> [WHAT YOU SHOULD DO]: Please extract the lines below exactly as they appear, leaving out the pictures.

> [DATASET CONTENT]:
+ + + +

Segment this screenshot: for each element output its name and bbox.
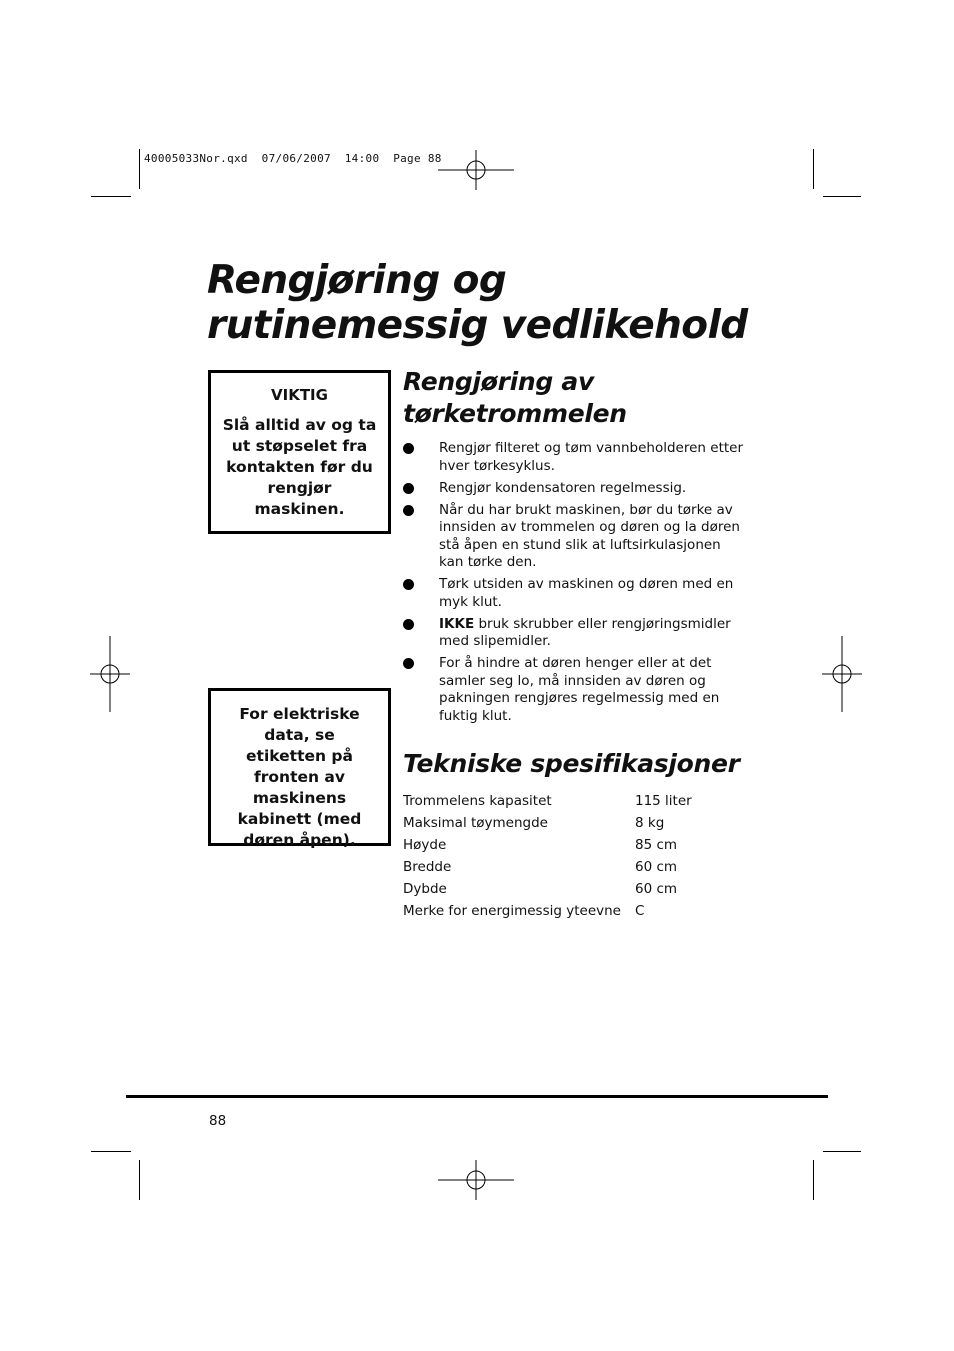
table-row xyxy=(403,812,692,834)
crop-mark xyxy=(823,1151,861,1152)
spec-label: Merke for energimessig yteevne xyxy=(403,903,621,919)
spec-label: Maksimal tøymengde xyxy=(403,815,548,831)
bullet-icon xyxy=(403,579,414,590)
bullet-icon xyxy=(403,658,414,669)
crop-mark xyxy=(139,149,140,189)
spec-value: 85 cm xyxy=(635,837,678,853)
spec-label: Trommelens kapasitet xyxy=(403,793,552,809)
important-label: VIKTIG xyxy=(271,386,328,404)
bullet-icon xyxy=(403,505,414,516)
list-item xyxy=(403,480,748,498)
cleaning-heading-line-2: tørketrommelen xyxy=(403,399,627,428)
spec-value: 60 cm xyxy=(635,859,678,875)
electrical-data-text: For elektriske data, se etiketten på fronten av maskinens kabinett (med døren åpen). xyxy=(237,705,362,849)
spec-label: Bredde xyxy=(403,859,452,875)
list-item-text: For å hindre at døren henger eller at det samler seg lo, må innsiden av døren og pakningen rengjøres regelmessig med en fuktig klut. xyxy=(439,655,720,724)
electrical-data-box xyxy=(208,688,391,849)
list-item xyxy=(403,616,748,651)
important-notice-box xyxy=(208,370,391,534)
list-item-text: Tørk utsiden av maskinen og døren med en myk klut. xyxy=(439,576,734,610)
table-row xyxy=(403,790,692,812)
crop-mark xyxy=(813,1160,814,1200)
list-item-text: Rengjør kondensatoren regelmessig. xyxy=(439,479,687,496)
table-row xyxy=(403,856,692,878)
specs-heading: Tekniske spesifikasjoner xyxy=(403,749,740,778)
spec-value: 115 liter xyxy=(635,793,692,809)
registration-mark-icon xyxy=(438,1142,514,1218)
list-item-text: bruk skrubber eller rengjøringsmidler med slipemidler. xyxy=(439,615,731,649)
cleaning-heading-line-1: Rengjøring av xyxy=(403,367,594,396)
crop-mark xyxy=(91,196,131,197)
table-row xyxy=(403,834,692,856)
printer-slug: 40005033Nor.qxd 07/06/2007 14:00 Page 88 xyxy=(144,152,442,165)
registration-mark-icon xyxy=(804,636,880,712)
spec-value: 60 cm xyxy=(635,881,678,897)
table-row xyxy=(403,900,692,922)
cleaning-list xyxy=(403,440,748,730)
page-number: 88 xyxy=(209,1113,227,1129)
registration-mark-icon xyxy=(438,132,514,208)
list-item xyxy=(403,655,748,725)
spec-value: 8 kg xyxy=(635,815,665,831)
table-row xyxy=(403,878,692,900)
warning-emphasis: IKKE xyxy=(439,615,475,632)
important-text: Slå alltid av og ta ut støpselet fra kontakten før du rengjør maskinen. xyxy=(222,416,377,518)
footer-rule xyxy=(126,1095,828,1098)
crop-mark xyxy=(813,149,814,189)
list-item xyxy=(403,576,748,611)
spec-label: Dybde xyxy=(403,881,447,897)
crop-mark xyxy=(823,196,861,197)
list-item-text: Når du har brukt maskinen, bør du tørke av innsiden av trommelen og døren og la døren stå åpen en stund slik at luftsirkulasjonen kan tørke den. xyxy=(439,501,740,570)
spec-value: C xyxy=(635,903,645,919)
crop-mark xyxy=(139,1160,140,1200)
bullet-icon xyxy=(403,443,414,454)
registration-mark-icon xyxy=(72,636,148,712)
list-item xyxy=(403,502,748,572)
cleaning-heading xyxy=(403,366,627,430)
bullet-icon xyxy=(403,483,414,494)
list-item xyxy=(403,440,748,475)
list-item-text: Rengjør filteret og tøm vannbeholderen etter hver tørkesyklus. xyxy=(439,440,744,474)
crop-mark xyxy=(91,1151,131,1152)
page-title-line-1: Rengjøring og xyxy=(207,258,507,303)
specs-table xyxy=(403,790,692,922)
spec-label: Høyde xyxy=(403,837,447,853)
bullet-icon xyxy=(403,619,414,630)
page-title-line-2: rutinemessig vedlikehold xyxy=(207,303,748,348)
page-title xyxy=(207,258,748,348)
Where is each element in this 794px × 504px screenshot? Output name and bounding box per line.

+ + + +

> [COMPLETED TASK]:
Segment this screenshot: for each element output its name and bbox.
table-row xyxy=(403,812,692,834)
crop-mark xyxy=(823,1151,861,1152)
spec-label: Merke for energimessig yteevne xyxy=(403,903,621,919)
spec-label: Maksimal tøymengde xyxy=(403,815,548,831)
bullet-icon xyxy=(403,579,414,590)
bullet-icon xyxy=(403,658,414,669)
crop-mark xyxy=(139,149,140,189)
spec-value: 85 cm xyxy=(635,837,678,853)
spec-label: Trommelens kapasitet xyxy=(403,793,552,809)
important-label: VIKTIG xyxy=(271,386,328,404)
bullet-icon xyxy=(403,505,414,516)
list-item xyxy=(403,480,748,498)
cleaning-heading-line-2: tørketrommelen xyxy=(403,399,627,428)
spec-value: 60 cm xyxy=(635,859,678,875)
electrical-data-text: For elektriske data, se etiketten på fronten av maskinens kabinett (med døren åpen). xyxy=(237,705,362,849)
spec-label: Bredde xyxy=(403,859,452,875)
list-item-text: For å hindre at døren henger eller at det samler seg lo, må innsiden av døren og pakningen rengjøres regelmessig med en fuktig klut. xyxy=(439,655,720,724)
electrical-data-box xyxy=(208,688,391,849)
list-item xyxy=(403,616,748,651)
important-notice-box xyxy=(208,370,391,534)
list-item-text: Tørk utsiden av maskinen og døren med en myk klut. xyxy=(439,576,734,610)
table-row xyxy=(403,790,692,812)
crop-mark xyxy=(813,1160,814,1200)
list-item-text: Rengjør kondensatoren regelmessig. xyxy=(439,479,687,496)
table-row xyxy=(403,856,692,878)
specs-heading: Tekniske spesifikasjoner xyxy=(403,749,740,778)
spec-value: 115 liter xyxy=(635,793,692,809)
registration-mark-icon xyxy=(438,1142,514,1218)
list-item-text: bruk skrubber eller rengjøringsmidler med slipemidler. xyxy=(439,615,731,649)
cleaning-heading-line-1: Rengjøring av xyxy=(403,367,594,396)
crop-mark xyxy=(91,196,131,197)
table-row xyxy=(403,834,692,856)
printer-slug: 40005033Nor.qxd 07/06/2007 14:00 Page 88 xyxy=(144,152,442,165)
registration-mark-icon xyxy=(804,636,880,712)
spec-value: 60 cm xyxy=(635,881,678,897)
table-row xyxy=(403,900,692,922)
cleaning-list xyxy=(403,440,748,730)
page-number: 88 xyxy=(209,1113,227,1129)
registration-mark-icon xyxy=(438,132,514,208)
list-item xyxy=(403,655,748,725)
spec-value: 8 kg xyxy=(635,815,665,831)
table-row xyxy=(403,878,692,900)
warning-emphasis: IKKE xyxy=(439,615,475,632)
important-text: Slå alltid av og ta ut støpselet fra kontakten før du rengjør maskinen. xyxy=(222,416,377,518)
footer-rule xyxy=(126,1095,828,1098)
crop-mark xyxy=(813,149,814,189)
list-item xyxy=(403,576,748,611)
spec-label: Dybde xyxy=(403,881,447,897)
crop-mark xyxy=(823,196,861,197)
list-item-text: Når du har brukt maskinen, bør du tørke av innsiden av trommelen og døren og la døren stå åpen en stund slik at luftsirkulasjonen kan tørke den. xyxy=(439,501,740,570)
spec-value: C xyxy=(635,903,645,919)
crop-mark xyxy=(139,1160,140,1200)
bullet-icon xyxy=(403,443,414,454)
registration-mark-icon xyxy=(72,636,148,712)
list-item xyxy=(403,502,748,572)
cleaning-heading xyxy=(403,366,627,430)
bullet-icon xyxy=(403,483,414,494)
list-item xyxy=(403,440,748,475)
list-item-text: Rengjør filteret og tøm vannbeholderen etter hver tørkesyklus. xyxy=(439,440,744,474)
crop-mark xyxy=(91,1151,131,1152)
page-title-line-1: Rengjøring og xyxy=(207,258,507,303)
specs-table xyxy=(403,790,692,922)
spec-label: Høyde xyxy=(403,837,447,853)
bullet-icon xyxy=(403,619,414,630)
page-title-line-2: rutinemessig vedlikehold xyxy=(207,303,748,348)
page-title xyxy=(207,258,748,348)
Where is each element in this 794px × 504px screenshot? Output name and bounding box per line.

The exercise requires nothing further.